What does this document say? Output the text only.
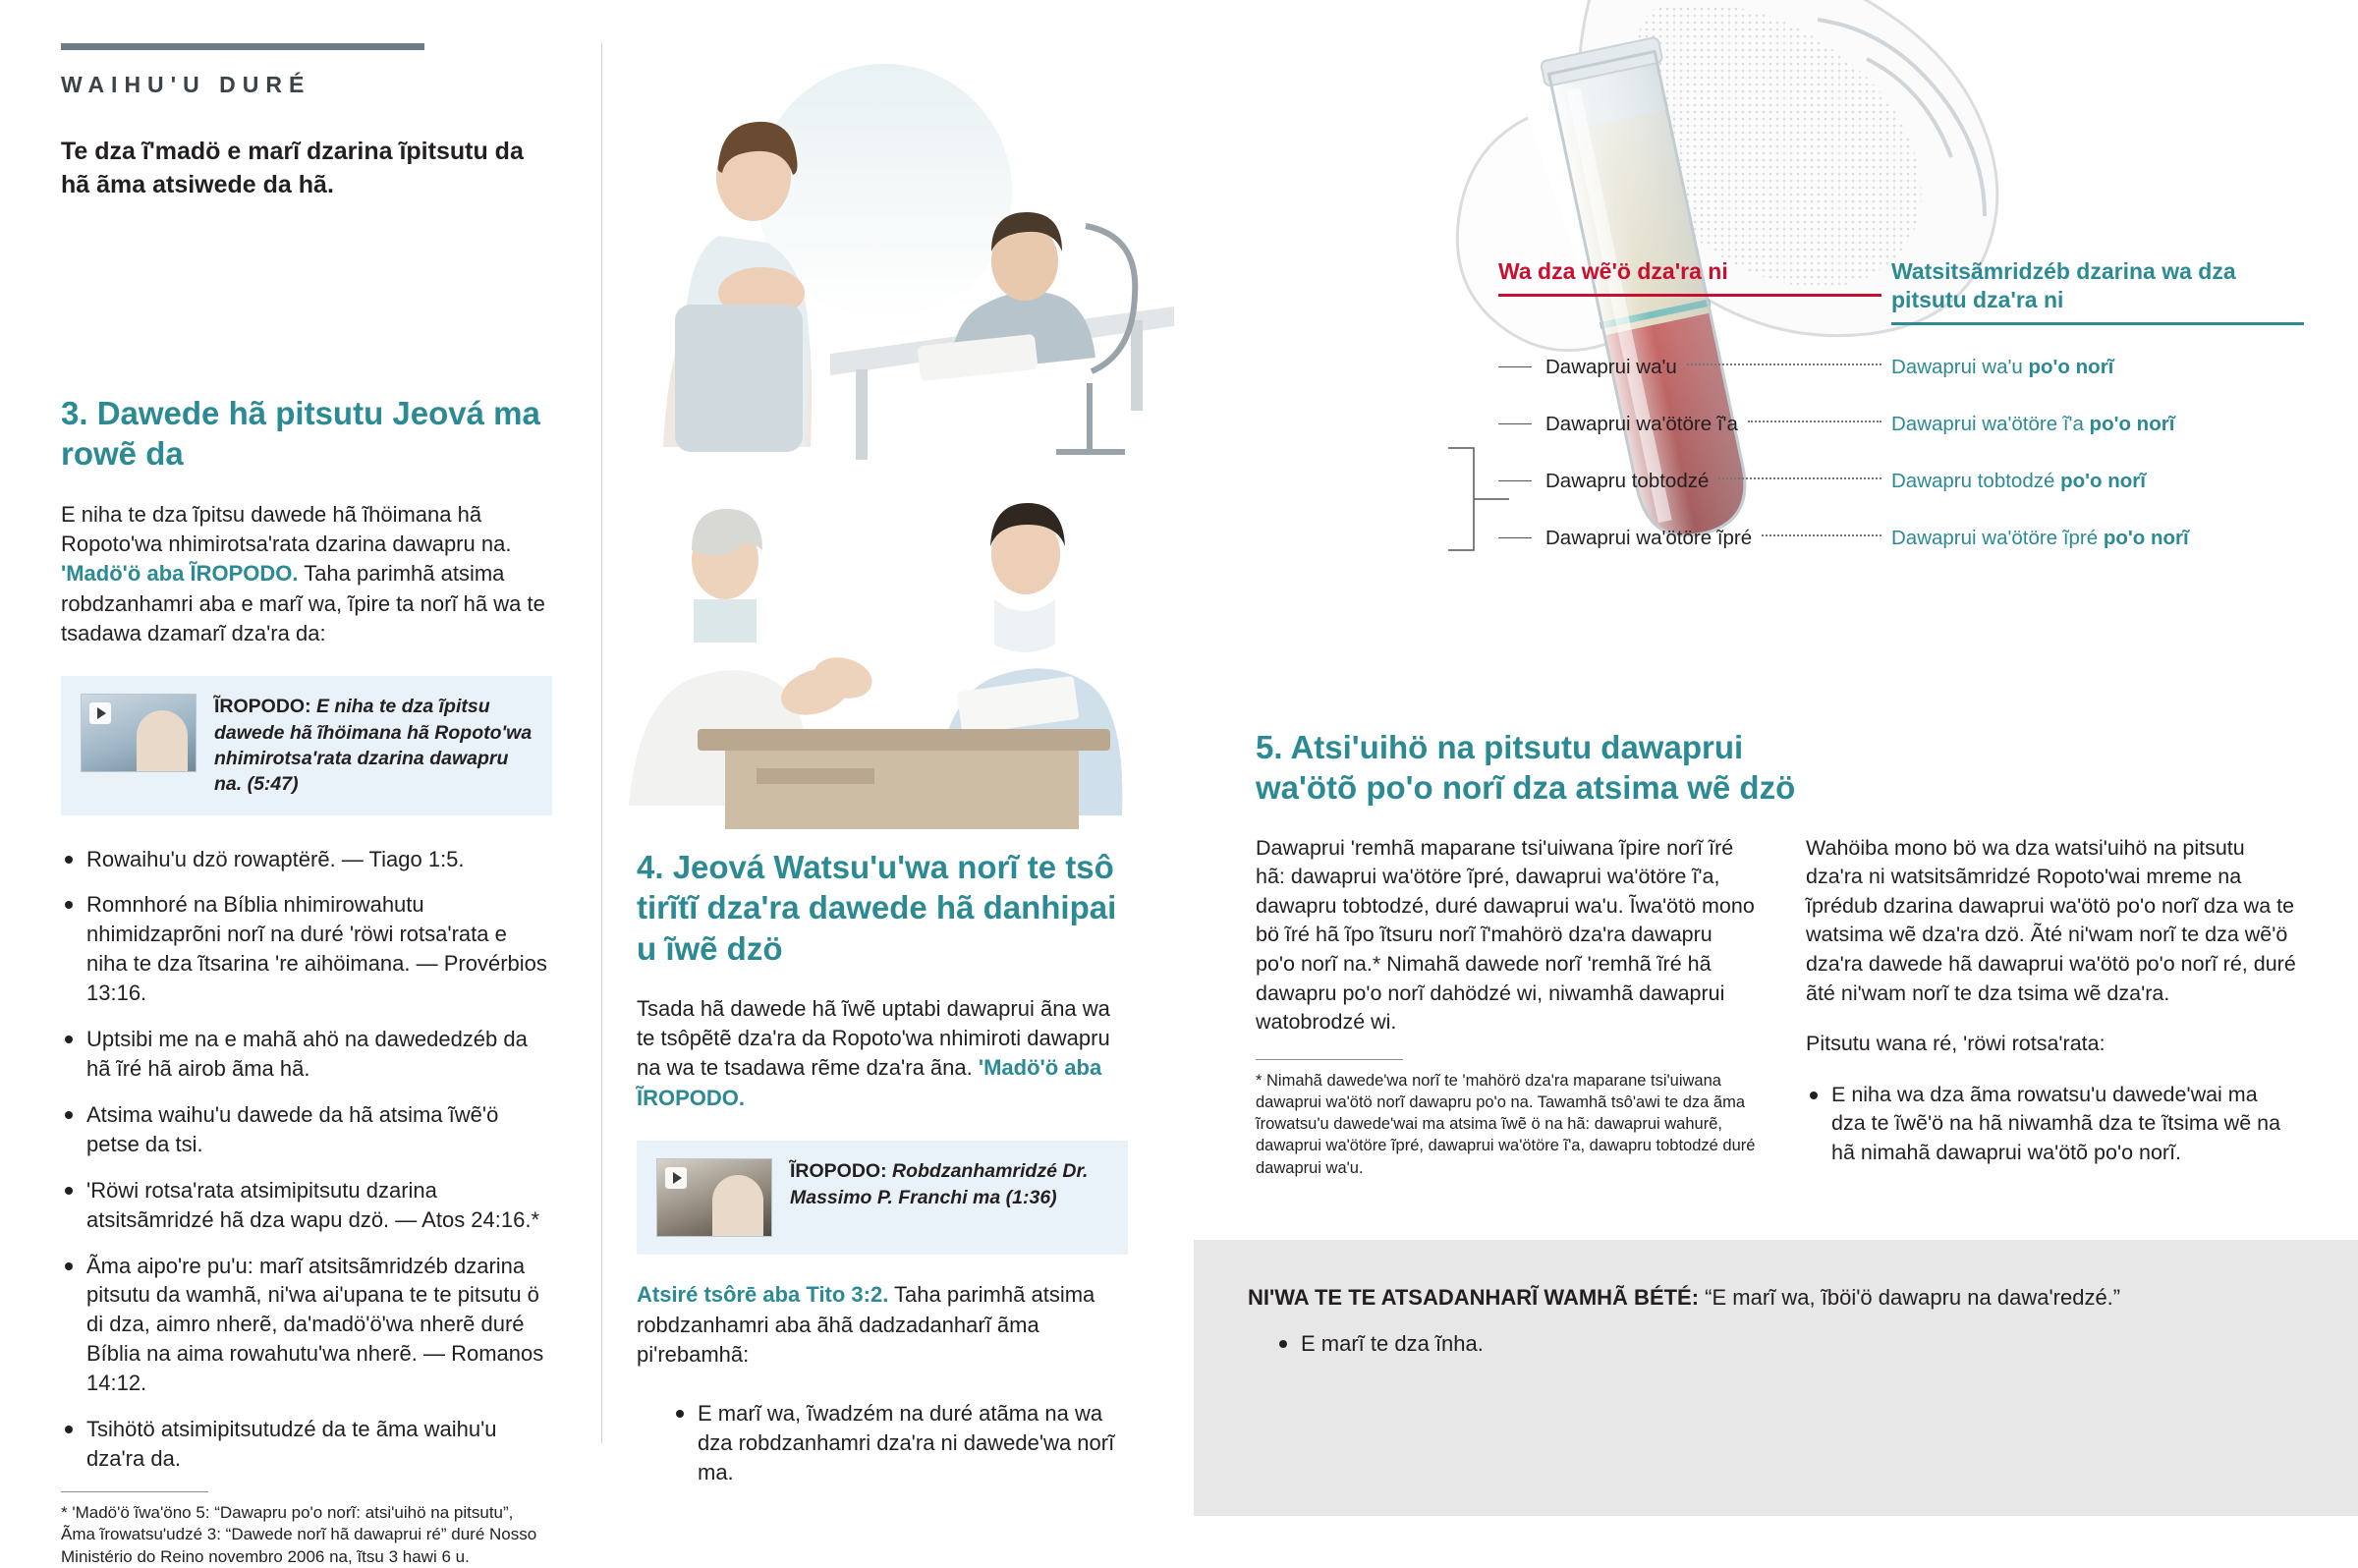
WAIHU'U DURÉ
Te dza ĩ'madö e marĩ dzarina ĩpitsutu da hã ãma atsiwede da hã.
3. Dawede hã pitsutu Jeová ma rowẽ da
E niha te dza ĩpitsu dawede hã ĩhöimana hã Ropoto'wa nhimirotsa'rata dzarina dawapru na. 'Madö'ö aba ĨROPODO. Taha parimhã atsima robdzanhamri aba e marĩ wa, ĩpire ta norĩ hã wa te tsadawa dzamarĩ dza'ra da:
ĨROPODO: E niha te dza ĩpitsu dawede hã ĩhöimana hã Ropoto'wa nhimirotsa'rata dzarina dawapru na. (5:47)
Rowaihu'u dzö rowaptërẽ. — Tiago 1:5.
Romnhoré na Bíblia nhimirowahutu nhimidzaprõni norĩ na duré 'röwi rotsa'rata e niha te dza ĩtsarina 're aihöimana. — Provérbios 13:16.
Uptsibi me na e mahã ahö na dawededzéb da hã ĩré hã airob ãma hã.
Atsima waihu'u dawede da hã atsima ĩwẽ'ö petse da tsi.
'Röwi rotsa'rata atsimipitsutu dzarina atsitsãmridzé hã dza wapu dzö. — Atos 24:16.*
Ãma aipo're pu'u: marĩ atsitsãmridzéb dzarina pitsutu da wamhã, ni'wa ai'upana te te pitsutu ö di dza, aimro nherẽ, da'madö'ö'wa nherẽ duré Bíblia na aima rowahutu'wa nherẽ. — Romanos 14:12.
Tsihötö atsimipitsutudzé da te ãma waihu'u dza'ra da.
* 'Madö'ö ĩwa'öno 5: “Dawapru po'o norĩ: atsi'uihö na pitsutu”, Ãma ĩrowatsu'udzé 3: “Dawede norĩ hã dawaprui ré” duré Nosso Ministério do Reino novembro 2006 na, ĩtsu 3 hawi 6 u.
4. Jeová Watsu'u'wa norĩ te tsô tirĩtĩ dza'ra dawede hã danhipai u ĩwẽ dzö
Tsada hã dawede hã ĩwẽ uptabi dawaprui ãna wa te tsôpẽtẽ dza'ra da Ropoto'wa nhimiroti dawapru na wa te tsadawa rẽme dza'ra ãna. 'Madö'ö aba ĨROPODO.
ĨROPODO: Robdzanhamridzé Dr. Massimo P. Franchi ma (1:36)
Atsiré tsôrē aba Tito 3:2. Taha parimhã atsima robdzanhamri aba ãhã dadzadanharĩ ãma pi'rebamhã:
E marĩ wa, ĩwadzém na duré atãma na wa dza robdzanhamri dza'ra ni dawede'wa norĩ ma.
Wa dza wẽ'ö dza'ra ni	Watsitsãmridzéb dzarina wa dza pitsutu dza'ra ni
Dawaprui wa'u	Dawaprui wa'u po'o norĩ
Dawaprui wa'ötöre ĩ'a	Dawaprui wa'ötöre ĩ'a po'o norĩ
Dawapru tobtodzé	Dawapru tobtodzé po'o norĩ
Dawaprui wa'ötöre ĩpré	Dawaprui wa'ötöre ĩpré po'o norĩ
5. Atsi'uihö na pitsutu dawaprui wa'ötõ po'o norĩ dza atsima wẽ dzö

Dawaprui 'remhã maparane tsi'uiwana ĩpire norĩ ĩré hã: dawaprui wa'ötöre ĩpré, dawaprui wa'ötöre ĩ'a, dawapru tobtodzé, duré dawaprui wa'u. Ĩwa'ötö mono bö ĩré hã ĩpo ĩtsuru norĩ ĩ'mahörö dza'ra dawapru po'o norĩ na.* Nimahã dawede norĩ 'remhã ĩré hã dawapru po'o norĩ dahödzé wi, niwamhã dawaprui watobrodzé wi.

* Nimahã dawede'wa norĩ te 'mahörö dza'ra maparane tsi'uiwana dawaprui wa'ötö norĩ dawapru po'o na. Tawamhã tsô'awi te dza ãma ĩrowatsu'u dawede'wai ma atsima ĩwẽ ö na hã: dawaprui wahurẽ, dawaprui wa'ötöre ĩpré, dawaprui wa'ötöre ĩ'a, dawapru tobtodzé duré dawaprui wa'u.

Wahöiba mono bö wa dza watsi'uihö na pitsutu dza'ra ni watsitsãmridzé Ropoto'wai mreme na ĩprédub dzarina dawaprui wa'ötö po'o norĩ dza wa te watsima wẽ dza'ra dzö. Ãté ni'wam norĩ te dza wẽ'ö dza'ra dawede hã dawaprui wa'ötö po'o norĩ ré, duré ãté ni'wam norĩ te dza tsima wẽ dza'ra.

Pitsutu wana ré, 'röwi rotsa'rata:

E niha wa dza ãma rowatsu'u dawede'wai ma dza te ĩwẽ'ö na hã niwamhã dza te ĩtsima wẽ na hã nimahã dawaprui wa'ötõ po'o norĩ.
NI'WA TE TE ATSADANHARĨ WAMHÃ BÉTÉ: “E marĩ wa, ĩböi'ö dawapru na dawa'redzé.”
E marĩ te dza ĩnha.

______________________________

*WHAT YOU NEED TO DO*.
Using the listing, copy every line where the word "mahörö" shows up.

*WORKED SOLUTION*.
Dawaprui 'remhã maparane tsi'uiwana ĩpire norĩ ĩré hã: dawaprui wa'ötöre ĩpré, dawaprui wa'ötöre ĩ'a, dawapru tobtodzé, duré dawaprui wa'u. Ĩwa'ötö mono bö ĩré hã ĩpo ĩtsuru norĩ ĩ'mahörö dza'ra dawapru po'o norĩ na.* Nimahã dawede norĩ 'remhã ĩré hã dawapru po'o norĩ dahödzé wi, niwamhã dawaprui watobrodzé wi.
* Nimahã dawede'wa norĩ te 'mahörö dza'ra maparane tsi'uiwana dawaprui wa'ötö norĩ dawapru po'o na. Tawamhã tsô'awi te dza ãma ĩrowatsu'u dawede'wai ma atsima ĩwẽ ö na hã: dawaprui wahurẽ, dawaprui wa'ötöre ĩpré, dawaprui wa'ötöre ĩ'a, dawapru tobtodzé duré dawaprui wa'u.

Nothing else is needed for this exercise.